** Start **

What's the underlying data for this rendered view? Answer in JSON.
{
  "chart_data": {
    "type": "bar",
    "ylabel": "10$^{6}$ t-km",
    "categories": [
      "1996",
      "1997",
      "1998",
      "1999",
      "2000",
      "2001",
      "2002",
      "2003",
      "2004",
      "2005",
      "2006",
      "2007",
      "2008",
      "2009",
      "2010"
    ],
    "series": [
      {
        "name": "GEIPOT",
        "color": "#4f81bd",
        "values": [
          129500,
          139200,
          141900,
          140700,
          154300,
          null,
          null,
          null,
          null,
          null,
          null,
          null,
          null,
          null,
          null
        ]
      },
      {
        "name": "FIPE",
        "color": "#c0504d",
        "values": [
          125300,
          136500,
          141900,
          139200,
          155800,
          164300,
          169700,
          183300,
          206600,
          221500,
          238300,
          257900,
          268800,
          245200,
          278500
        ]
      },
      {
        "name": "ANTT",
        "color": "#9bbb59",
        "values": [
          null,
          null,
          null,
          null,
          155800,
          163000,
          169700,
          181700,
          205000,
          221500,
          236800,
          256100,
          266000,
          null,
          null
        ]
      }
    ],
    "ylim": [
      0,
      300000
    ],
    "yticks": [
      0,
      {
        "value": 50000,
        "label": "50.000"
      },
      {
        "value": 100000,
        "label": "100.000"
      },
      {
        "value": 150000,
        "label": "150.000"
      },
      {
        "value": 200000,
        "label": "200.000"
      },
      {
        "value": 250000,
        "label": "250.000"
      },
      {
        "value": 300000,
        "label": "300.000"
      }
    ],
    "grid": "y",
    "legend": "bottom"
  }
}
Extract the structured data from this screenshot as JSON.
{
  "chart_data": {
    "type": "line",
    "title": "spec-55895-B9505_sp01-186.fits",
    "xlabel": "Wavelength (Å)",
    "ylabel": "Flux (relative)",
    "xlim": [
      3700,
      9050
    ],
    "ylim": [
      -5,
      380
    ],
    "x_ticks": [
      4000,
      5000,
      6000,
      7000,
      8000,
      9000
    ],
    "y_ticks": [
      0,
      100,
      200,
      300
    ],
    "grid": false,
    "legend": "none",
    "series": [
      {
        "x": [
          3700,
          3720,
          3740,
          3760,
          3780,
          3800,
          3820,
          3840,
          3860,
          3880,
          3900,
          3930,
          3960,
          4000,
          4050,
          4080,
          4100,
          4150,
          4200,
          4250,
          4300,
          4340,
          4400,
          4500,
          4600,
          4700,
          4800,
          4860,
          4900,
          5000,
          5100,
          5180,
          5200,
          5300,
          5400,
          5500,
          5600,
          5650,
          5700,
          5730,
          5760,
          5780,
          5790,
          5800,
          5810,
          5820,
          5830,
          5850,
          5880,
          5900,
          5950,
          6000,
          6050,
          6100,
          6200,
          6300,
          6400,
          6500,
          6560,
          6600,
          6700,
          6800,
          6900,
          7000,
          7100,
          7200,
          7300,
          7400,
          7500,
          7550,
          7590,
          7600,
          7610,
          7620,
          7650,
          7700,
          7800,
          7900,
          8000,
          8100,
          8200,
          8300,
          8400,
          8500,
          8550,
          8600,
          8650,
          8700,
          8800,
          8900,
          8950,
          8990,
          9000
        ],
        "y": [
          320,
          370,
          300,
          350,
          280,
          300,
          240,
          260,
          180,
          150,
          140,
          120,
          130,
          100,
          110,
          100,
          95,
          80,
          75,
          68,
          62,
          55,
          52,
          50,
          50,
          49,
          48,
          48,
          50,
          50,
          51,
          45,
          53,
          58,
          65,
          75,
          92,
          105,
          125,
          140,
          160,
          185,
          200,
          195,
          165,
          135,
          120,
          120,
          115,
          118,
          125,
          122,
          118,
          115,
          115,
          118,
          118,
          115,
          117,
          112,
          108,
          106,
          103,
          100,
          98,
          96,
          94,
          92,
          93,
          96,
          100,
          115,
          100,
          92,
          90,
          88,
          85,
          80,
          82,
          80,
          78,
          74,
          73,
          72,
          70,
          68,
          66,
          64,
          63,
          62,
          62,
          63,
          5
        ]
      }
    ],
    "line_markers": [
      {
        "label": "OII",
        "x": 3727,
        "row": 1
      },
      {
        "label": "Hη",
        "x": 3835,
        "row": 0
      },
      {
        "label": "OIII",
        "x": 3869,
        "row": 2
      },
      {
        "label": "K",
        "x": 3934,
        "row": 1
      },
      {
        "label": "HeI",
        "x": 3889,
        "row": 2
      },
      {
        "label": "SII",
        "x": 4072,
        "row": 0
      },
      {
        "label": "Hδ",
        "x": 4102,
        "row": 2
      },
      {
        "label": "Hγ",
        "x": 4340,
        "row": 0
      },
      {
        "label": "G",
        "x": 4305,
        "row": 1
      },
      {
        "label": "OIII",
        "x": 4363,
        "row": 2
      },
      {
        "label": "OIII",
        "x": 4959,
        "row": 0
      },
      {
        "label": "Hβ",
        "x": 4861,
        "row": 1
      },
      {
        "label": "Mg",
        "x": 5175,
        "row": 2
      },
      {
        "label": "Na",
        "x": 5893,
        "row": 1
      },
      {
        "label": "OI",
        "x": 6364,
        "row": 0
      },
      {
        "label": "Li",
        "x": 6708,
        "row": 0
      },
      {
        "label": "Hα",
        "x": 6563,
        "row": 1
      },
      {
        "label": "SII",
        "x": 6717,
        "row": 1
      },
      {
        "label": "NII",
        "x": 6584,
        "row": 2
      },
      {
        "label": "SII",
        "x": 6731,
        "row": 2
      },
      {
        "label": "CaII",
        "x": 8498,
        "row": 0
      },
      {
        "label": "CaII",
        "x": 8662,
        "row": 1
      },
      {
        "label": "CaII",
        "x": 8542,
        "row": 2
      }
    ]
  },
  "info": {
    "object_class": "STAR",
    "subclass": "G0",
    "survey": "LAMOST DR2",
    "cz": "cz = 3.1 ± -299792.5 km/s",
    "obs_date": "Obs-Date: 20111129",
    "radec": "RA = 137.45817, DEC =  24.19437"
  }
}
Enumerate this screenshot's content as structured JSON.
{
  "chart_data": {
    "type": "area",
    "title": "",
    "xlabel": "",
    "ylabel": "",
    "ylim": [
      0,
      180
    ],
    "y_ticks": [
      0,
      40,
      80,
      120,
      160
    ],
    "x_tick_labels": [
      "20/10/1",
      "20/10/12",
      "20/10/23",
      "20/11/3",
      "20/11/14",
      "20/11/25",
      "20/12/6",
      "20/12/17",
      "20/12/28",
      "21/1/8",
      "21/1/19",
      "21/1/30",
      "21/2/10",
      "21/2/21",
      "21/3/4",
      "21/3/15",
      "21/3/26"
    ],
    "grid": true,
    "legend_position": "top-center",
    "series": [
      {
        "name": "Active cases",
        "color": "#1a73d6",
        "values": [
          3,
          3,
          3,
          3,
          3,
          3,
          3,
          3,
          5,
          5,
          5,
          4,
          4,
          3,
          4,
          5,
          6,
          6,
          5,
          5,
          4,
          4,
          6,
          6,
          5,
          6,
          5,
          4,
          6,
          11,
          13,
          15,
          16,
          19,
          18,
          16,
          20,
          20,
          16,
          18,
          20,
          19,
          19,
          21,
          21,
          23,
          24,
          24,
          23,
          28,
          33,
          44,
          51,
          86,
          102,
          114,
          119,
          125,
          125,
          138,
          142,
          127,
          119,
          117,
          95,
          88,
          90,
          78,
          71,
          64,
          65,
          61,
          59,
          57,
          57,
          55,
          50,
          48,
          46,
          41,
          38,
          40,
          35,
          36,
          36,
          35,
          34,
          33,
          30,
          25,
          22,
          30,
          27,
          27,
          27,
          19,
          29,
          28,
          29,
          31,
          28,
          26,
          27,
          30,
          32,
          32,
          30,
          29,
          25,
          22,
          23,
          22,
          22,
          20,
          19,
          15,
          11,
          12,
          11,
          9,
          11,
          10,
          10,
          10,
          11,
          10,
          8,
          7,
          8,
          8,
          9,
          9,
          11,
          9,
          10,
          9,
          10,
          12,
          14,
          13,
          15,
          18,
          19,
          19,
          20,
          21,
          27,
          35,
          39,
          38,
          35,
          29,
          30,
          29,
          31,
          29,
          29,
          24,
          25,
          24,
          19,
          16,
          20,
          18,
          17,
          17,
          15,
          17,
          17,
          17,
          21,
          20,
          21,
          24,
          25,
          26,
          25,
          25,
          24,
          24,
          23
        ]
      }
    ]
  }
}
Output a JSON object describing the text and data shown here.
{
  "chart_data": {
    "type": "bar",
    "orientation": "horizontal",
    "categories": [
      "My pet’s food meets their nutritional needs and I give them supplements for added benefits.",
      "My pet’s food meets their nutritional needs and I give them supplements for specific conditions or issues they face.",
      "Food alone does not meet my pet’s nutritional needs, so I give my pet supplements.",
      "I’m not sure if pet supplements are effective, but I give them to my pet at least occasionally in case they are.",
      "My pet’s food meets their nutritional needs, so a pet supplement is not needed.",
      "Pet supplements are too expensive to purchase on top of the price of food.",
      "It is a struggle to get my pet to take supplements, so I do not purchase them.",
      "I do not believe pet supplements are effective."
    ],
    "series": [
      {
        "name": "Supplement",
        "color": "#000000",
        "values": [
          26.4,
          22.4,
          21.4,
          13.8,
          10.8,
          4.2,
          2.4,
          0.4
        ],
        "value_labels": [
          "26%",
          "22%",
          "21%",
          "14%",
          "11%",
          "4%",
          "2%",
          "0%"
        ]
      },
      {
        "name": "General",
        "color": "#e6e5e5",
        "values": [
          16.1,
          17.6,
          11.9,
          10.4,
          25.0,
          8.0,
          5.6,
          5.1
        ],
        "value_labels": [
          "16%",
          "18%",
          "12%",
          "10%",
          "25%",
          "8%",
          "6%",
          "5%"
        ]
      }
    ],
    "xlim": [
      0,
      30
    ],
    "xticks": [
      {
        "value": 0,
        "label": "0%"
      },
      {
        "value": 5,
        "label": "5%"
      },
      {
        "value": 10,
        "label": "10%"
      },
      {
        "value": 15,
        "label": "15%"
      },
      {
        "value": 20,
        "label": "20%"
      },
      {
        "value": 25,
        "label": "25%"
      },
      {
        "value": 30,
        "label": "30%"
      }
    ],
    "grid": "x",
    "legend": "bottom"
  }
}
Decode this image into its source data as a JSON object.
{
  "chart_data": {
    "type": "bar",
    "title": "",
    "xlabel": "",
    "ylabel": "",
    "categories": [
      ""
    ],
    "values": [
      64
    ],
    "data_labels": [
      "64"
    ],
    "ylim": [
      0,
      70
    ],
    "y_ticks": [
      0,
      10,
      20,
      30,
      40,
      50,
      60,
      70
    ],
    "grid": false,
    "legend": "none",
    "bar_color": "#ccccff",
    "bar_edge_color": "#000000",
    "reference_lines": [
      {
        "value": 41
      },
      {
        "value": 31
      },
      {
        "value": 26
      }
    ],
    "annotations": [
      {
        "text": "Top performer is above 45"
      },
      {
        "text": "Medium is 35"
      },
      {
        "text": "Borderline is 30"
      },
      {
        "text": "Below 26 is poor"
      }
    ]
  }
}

** End **

--- AIM ---
Above are the entries; count how many of their lines contain the word "them" and give only that number.

--- TASK ANSWER ---
4